From the entries below, pull out each line where "西北政法大学" appears.

=== Raw data ===

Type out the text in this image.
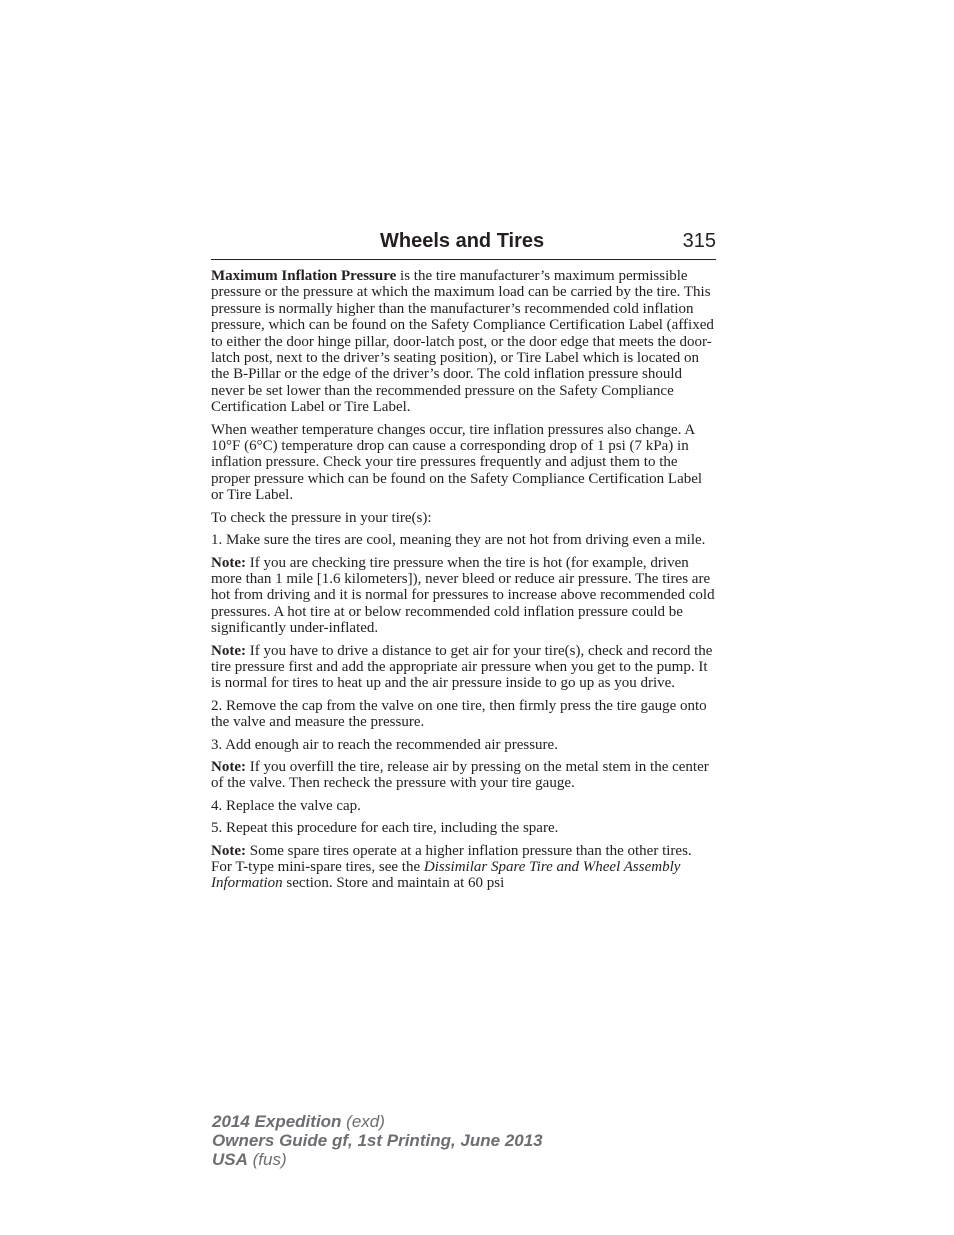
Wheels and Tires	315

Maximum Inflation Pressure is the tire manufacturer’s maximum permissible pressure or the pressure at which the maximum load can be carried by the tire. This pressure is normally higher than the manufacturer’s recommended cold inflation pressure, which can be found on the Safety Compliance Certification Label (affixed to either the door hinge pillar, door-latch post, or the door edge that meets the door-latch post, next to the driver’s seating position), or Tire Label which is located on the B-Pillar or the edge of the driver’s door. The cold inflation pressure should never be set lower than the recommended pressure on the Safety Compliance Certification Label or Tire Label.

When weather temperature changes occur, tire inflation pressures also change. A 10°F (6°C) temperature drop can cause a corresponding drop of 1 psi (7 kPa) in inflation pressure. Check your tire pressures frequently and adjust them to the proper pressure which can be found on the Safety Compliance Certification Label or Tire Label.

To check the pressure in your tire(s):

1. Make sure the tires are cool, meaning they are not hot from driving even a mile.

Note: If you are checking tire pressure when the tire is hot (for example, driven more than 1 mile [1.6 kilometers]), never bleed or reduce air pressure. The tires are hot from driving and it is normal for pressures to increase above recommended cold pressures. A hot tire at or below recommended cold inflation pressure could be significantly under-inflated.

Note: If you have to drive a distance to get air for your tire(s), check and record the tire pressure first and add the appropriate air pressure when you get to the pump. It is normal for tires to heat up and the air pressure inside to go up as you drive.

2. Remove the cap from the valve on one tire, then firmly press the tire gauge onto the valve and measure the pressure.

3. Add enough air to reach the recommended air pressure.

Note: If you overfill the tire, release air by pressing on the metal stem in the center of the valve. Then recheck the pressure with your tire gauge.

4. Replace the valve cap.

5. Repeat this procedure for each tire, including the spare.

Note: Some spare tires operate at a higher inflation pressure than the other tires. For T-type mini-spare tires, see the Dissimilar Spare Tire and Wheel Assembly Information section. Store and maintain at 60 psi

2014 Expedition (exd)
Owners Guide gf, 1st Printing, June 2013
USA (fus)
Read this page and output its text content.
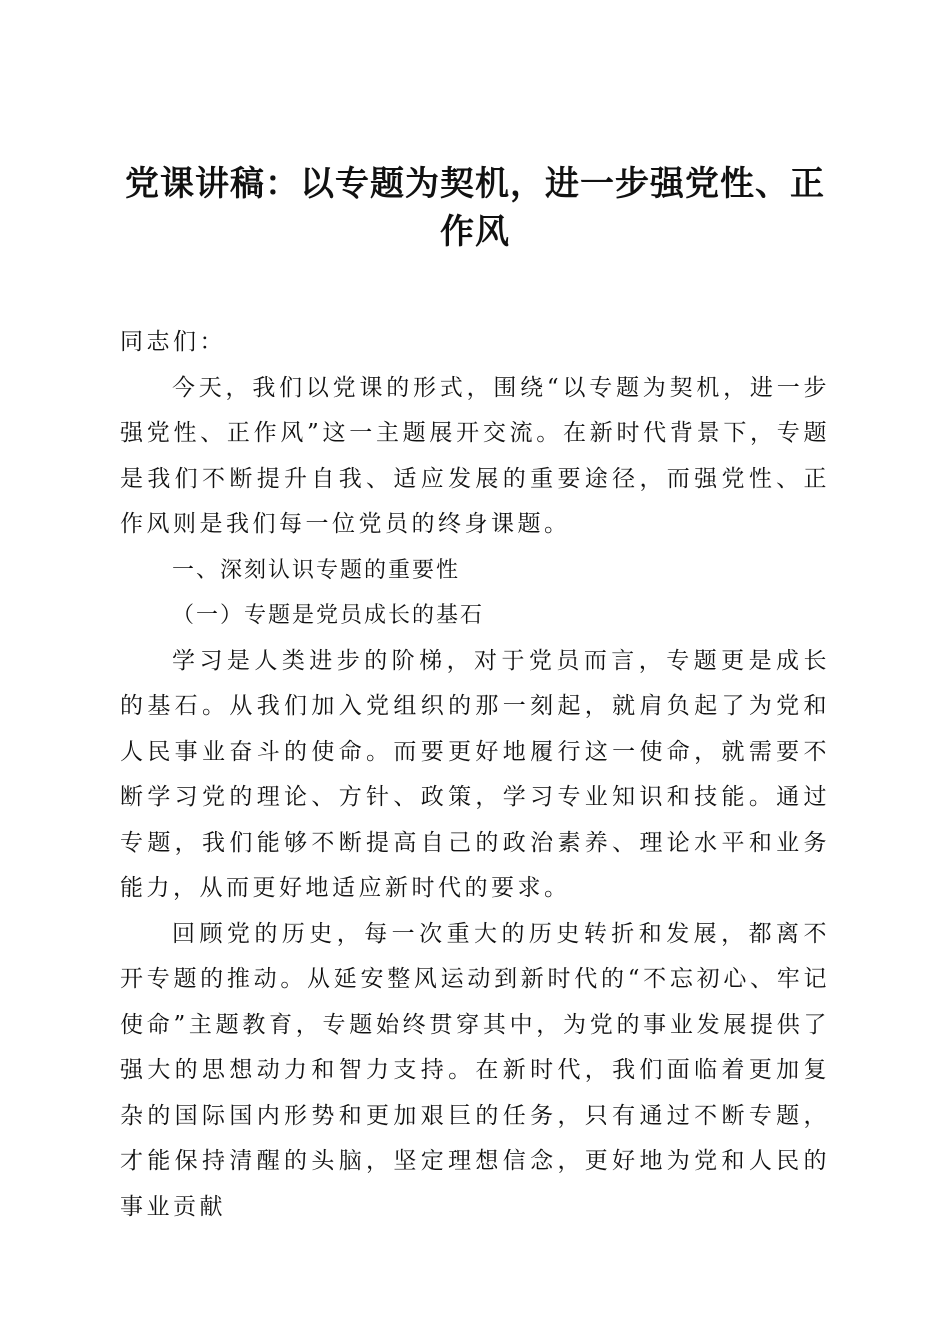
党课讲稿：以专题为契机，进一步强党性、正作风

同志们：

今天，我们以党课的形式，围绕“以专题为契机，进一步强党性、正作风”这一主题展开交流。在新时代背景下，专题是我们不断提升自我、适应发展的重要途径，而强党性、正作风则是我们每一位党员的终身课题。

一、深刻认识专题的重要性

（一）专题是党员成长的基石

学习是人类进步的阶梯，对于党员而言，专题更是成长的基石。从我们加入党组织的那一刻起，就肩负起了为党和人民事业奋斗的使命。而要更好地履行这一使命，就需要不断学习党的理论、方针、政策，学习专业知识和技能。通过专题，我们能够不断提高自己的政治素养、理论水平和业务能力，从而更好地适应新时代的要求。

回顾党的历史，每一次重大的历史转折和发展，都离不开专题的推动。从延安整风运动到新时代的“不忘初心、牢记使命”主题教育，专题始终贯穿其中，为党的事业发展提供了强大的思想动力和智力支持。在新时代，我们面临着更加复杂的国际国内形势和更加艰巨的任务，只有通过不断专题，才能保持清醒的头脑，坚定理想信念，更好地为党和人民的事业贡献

===
=== Raw data ===

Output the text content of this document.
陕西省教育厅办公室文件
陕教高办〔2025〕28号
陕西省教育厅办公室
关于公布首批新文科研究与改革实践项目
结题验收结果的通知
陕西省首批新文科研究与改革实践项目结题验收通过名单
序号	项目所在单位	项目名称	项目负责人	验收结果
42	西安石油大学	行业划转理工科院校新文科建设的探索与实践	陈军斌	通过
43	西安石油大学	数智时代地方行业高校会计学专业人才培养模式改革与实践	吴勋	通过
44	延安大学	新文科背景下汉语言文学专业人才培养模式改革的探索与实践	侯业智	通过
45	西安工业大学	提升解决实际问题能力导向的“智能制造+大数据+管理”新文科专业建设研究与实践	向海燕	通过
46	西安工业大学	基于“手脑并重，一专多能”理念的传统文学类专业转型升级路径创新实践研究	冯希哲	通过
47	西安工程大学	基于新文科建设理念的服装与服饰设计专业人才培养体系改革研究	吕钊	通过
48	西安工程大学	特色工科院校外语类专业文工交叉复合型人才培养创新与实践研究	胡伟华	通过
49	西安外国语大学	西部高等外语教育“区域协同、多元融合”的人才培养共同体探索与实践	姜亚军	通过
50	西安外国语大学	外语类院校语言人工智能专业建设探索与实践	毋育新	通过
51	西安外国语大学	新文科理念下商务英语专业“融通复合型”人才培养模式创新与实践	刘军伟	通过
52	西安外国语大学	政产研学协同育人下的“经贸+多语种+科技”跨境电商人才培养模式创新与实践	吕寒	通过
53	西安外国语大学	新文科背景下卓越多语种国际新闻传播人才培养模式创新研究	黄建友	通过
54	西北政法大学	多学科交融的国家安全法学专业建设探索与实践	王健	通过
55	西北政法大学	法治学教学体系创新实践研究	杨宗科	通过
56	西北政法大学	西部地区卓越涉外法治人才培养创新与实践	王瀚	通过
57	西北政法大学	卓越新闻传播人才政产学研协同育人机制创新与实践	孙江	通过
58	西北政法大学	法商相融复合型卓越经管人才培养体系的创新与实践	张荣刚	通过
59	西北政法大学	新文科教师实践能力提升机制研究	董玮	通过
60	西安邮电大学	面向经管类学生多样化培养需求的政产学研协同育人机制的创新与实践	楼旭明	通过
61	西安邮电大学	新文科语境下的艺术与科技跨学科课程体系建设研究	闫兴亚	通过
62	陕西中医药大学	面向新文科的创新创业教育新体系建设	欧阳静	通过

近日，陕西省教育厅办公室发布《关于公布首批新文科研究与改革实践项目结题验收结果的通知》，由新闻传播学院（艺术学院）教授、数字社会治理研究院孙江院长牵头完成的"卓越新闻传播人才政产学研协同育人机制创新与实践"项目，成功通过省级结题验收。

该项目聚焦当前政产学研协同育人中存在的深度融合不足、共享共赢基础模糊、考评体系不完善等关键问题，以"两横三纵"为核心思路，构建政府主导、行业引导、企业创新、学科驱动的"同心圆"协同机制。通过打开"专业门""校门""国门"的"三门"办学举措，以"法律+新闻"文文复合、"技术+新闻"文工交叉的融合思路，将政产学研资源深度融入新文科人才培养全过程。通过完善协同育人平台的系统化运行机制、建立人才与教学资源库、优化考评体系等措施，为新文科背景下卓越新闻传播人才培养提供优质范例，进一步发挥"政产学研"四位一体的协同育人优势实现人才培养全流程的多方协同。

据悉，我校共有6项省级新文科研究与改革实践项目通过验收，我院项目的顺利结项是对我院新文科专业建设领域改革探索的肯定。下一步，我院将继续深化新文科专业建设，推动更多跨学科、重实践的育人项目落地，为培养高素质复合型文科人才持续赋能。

===
=== Raw data ===

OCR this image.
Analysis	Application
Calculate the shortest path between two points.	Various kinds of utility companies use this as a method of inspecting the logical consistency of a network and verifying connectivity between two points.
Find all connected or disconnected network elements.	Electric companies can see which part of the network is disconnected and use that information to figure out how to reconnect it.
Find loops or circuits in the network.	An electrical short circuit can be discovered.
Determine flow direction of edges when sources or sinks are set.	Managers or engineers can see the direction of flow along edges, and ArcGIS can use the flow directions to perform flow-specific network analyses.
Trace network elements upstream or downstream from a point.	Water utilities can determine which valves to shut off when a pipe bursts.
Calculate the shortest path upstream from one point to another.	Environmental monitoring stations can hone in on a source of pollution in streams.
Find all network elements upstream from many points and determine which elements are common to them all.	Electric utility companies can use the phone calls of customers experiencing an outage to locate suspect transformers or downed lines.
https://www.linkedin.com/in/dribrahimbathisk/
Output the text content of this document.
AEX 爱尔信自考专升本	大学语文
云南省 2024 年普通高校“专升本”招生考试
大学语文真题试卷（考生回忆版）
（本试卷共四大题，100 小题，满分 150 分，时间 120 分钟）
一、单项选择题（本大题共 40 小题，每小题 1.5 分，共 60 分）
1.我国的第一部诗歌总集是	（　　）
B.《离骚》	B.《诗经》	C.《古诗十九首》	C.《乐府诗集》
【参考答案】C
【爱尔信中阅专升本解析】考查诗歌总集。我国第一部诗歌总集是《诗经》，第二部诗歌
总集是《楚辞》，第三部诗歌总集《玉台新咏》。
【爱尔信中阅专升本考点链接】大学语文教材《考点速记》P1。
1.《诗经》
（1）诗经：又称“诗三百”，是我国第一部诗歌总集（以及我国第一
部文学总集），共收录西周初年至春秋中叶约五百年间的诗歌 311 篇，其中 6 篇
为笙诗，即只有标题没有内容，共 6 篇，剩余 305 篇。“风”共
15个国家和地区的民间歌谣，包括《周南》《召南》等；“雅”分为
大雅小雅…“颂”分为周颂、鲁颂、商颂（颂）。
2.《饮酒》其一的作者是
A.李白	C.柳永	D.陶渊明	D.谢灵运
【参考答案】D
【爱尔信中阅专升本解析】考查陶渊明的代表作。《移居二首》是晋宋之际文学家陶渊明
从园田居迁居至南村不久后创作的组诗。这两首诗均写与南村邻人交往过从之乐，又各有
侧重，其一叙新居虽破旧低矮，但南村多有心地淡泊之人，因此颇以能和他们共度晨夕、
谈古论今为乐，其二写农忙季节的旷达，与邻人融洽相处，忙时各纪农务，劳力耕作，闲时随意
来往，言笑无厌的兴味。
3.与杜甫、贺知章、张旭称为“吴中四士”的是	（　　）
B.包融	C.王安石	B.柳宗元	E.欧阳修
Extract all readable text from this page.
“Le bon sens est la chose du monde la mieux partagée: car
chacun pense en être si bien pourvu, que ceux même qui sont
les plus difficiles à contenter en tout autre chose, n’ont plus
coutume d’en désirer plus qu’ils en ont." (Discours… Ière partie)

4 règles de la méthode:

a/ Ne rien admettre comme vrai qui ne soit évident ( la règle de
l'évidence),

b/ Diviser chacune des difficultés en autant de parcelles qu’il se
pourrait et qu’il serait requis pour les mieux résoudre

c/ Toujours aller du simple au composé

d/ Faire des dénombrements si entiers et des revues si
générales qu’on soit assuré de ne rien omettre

===

• _Written response_
54	西北政法大学	多学科交融的国家安全法学专业建设探索与实践	王健	通过
55	西北政法大学	法治学教学体系创新实践研究	杨宗科	通过
56	西北政法大学	西部地区卓越涉外法治人才培养创新与实践	王瀚	通过
57	西北政法大学	卓越新闻传播人才政产学研协同育人机制创新与实践	孙江	通过
58	西北政法大学	法商相融复合型卓越经管人才培养体系的创新与实践	张荣刚	通过
59	西北政法大学	新文科教师实践能力提升机制研究	董玮	通过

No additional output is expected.